» Task requirements: Transcribe the material verbatim in full; the pictures do not belong in the copy.

[Extracts from a graphics dataset]
---+---
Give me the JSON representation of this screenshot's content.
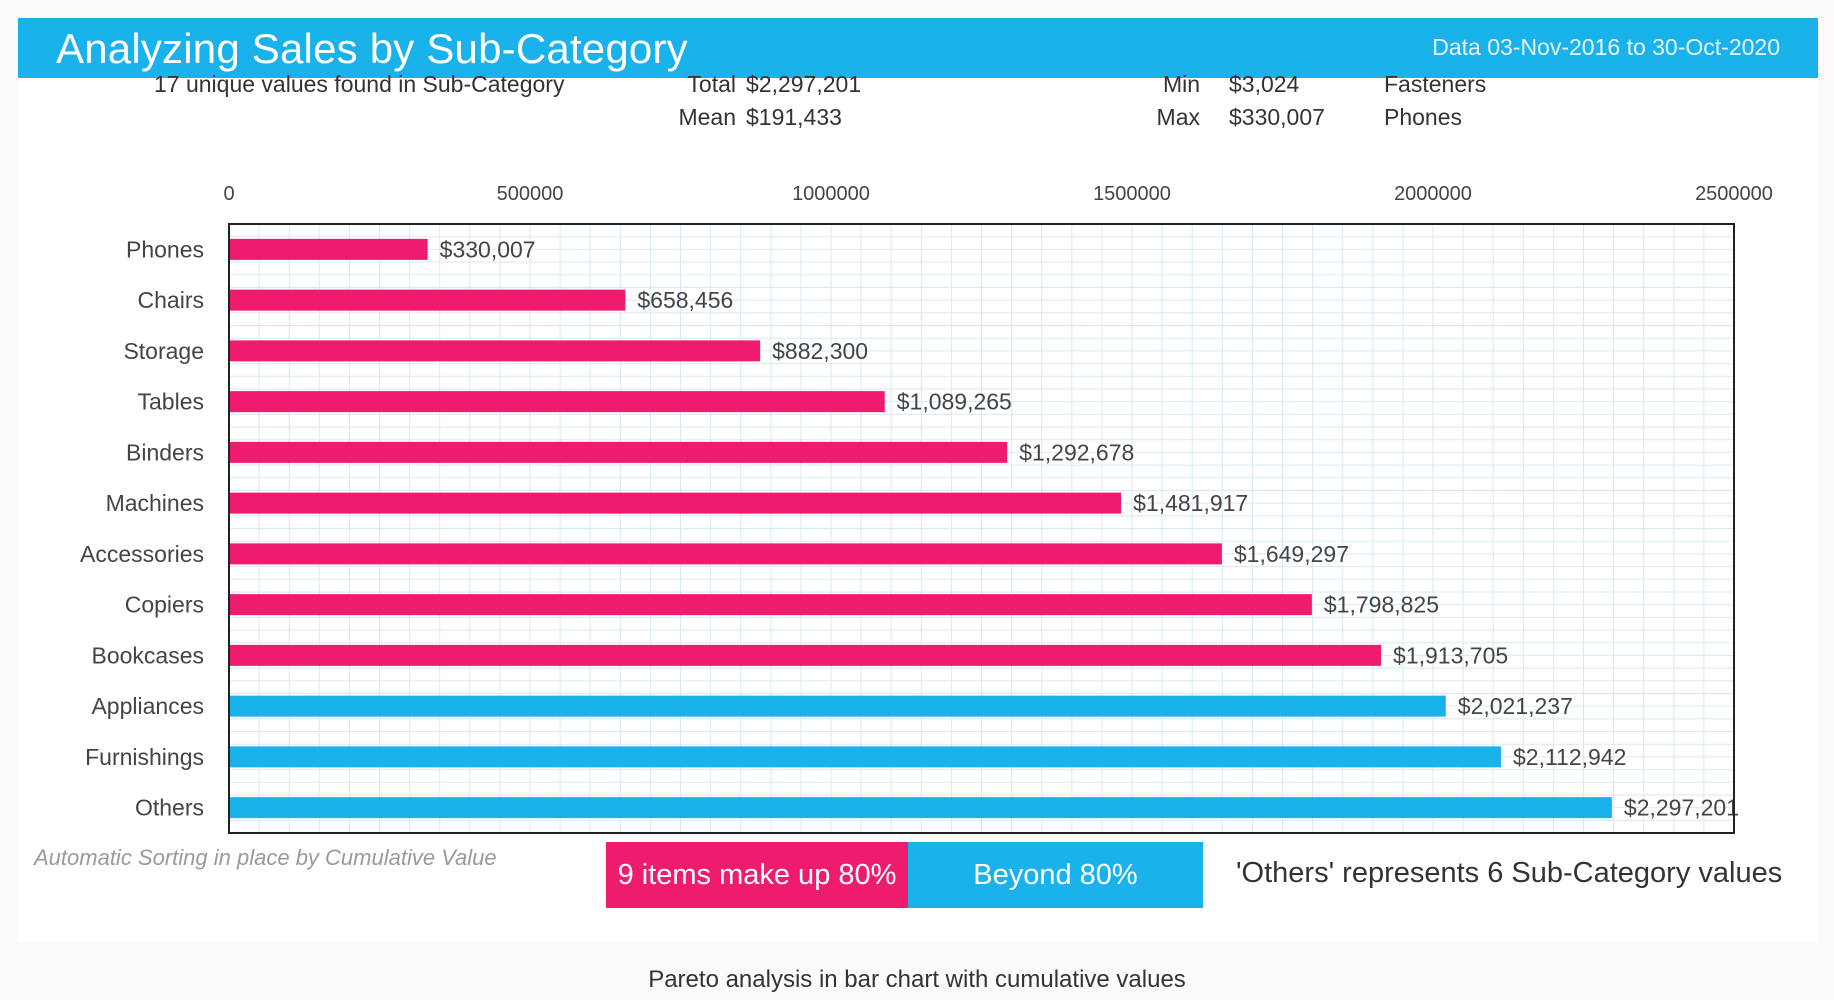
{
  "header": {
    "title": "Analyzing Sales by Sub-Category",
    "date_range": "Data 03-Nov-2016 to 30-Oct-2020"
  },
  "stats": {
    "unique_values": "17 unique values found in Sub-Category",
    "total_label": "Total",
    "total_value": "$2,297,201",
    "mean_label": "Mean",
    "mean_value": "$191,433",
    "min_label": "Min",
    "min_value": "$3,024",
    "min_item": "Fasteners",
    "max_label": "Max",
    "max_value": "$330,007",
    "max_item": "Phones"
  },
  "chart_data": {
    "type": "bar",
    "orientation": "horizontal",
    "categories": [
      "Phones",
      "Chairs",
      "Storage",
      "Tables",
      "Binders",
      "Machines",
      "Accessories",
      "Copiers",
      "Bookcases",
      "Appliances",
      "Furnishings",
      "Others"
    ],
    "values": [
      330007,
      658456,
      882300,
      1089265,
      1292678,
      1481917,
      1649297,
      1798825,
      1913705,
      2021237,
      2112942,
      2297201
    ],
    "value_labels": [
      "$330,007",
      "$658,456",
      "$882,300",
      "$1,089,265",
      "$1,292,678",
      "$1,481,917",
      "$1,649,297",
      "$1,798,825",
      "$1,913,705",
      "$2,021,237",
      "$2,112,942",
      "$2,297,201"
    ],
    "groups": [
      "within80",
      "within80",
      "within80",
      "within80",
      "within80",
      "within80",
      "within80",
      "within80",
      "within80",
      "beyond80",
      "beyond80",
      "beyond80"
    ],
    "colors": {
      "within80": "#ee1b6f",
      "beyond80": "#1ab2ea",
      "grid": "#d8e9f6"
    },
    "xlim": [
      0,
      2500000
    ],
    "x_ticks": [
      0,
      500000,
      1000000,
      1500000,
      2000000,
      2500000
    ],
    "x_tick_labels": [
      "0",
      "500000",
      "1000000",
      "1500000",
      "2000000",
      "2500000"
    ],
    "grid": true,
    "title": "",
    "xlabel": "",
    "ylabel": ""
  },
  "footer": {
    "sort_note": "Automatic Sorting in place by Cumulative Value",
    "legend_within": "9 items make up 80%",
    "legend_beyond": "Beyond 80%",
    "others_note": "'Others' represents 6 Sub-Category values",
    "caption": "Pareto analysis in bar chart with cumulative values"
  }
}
---+---
» Solution for this problem:
Give me the JSON representation of this screenshot's content.
{
  "header": {
    "title": "Analyzing Sales by Sub-Category",
    "date_range": "Data 03-Nov-2016 to 30-Oct-2020"
  },
  "stats": {
    "unique_values": "17 unique values found in Sub-Category",
    "total_label": "Total",
    "total_value": "$2,297,201",
    "mean_label": "Mean",
    "mean_value": "$191,433",
    "min_label": "Min",
    "min_value": "$3,024",
    "min_item": "Fasteners",
    "max_label": "Max",
    "max_value": "$330,007",
    "max_item": "Phones"
  },
  "chart_data": {
    "type": "bar",
    "orientation": "horizontal",
    "categories": [
      "Phones",
      "Chairs",
      "Storage",
      "Tables",
      "Binders",
      "Machines",
      "Accessories",
      "Copiers",
      "Bookcases",
      "Appliances",
      "Furnishings",
      "Others"
    ],
    "values": [
      330007,
      658456,
      882300,
      1089265,
      1292678,
      1481917,
      1649297,
      1798825,
      1913705,
      2021237,
      2112942,
      2297201
    ],
    "value_labels": [
      "$330,007",
      "$658,456",
      "$882,300",
      "$1,089,265",
      "$1,292,678",
      "$1,481,917",
      "$1,649,297",
      "$1,798,825",
      "$1,913,705",
      "$2,021,237",
      "$2,112,942",
      "$2,297,201"
    ],
    "groups": [
      "within80",
      "within80",
      "within80",
      "within80",
      "within80",
      "within80",
      "within80",
      "within80",
      "within80",
      "beyond80",
      "beyond80",
      "beyond80"
    ],
    "colors": {
      "within80": "#ee1b6f",
      "beyond80": "#1ab2ea",
      "grid": "#d8e9f6"
    },
    "xlim": [
      0,
      2500000
    ],
    "x_ticks": [
      0,
      500000,
      1000000,
      1500000,
      2000000,
      2500000
    ],
    "x_tick_labels": [
      "0",
      "500000",
      "1000000",
      "1500000",
      "2000000",
      "2500000"
    ],
    "grid": true,
    "title": "",
    "xlabel": "",
    "ylabel": ""
  },
  "footer": {
    "sort_note": "Automatic Sorting in place by Cumulative Value",
    "legend_within": "9 items make up 80%",
    "legend_beyond": "Beyond 80%",
    "others_note": "'Others' represents 6 Sub-Category values",
    "caption": "Pareto analysis in bar chart with cumulative values"
  }
}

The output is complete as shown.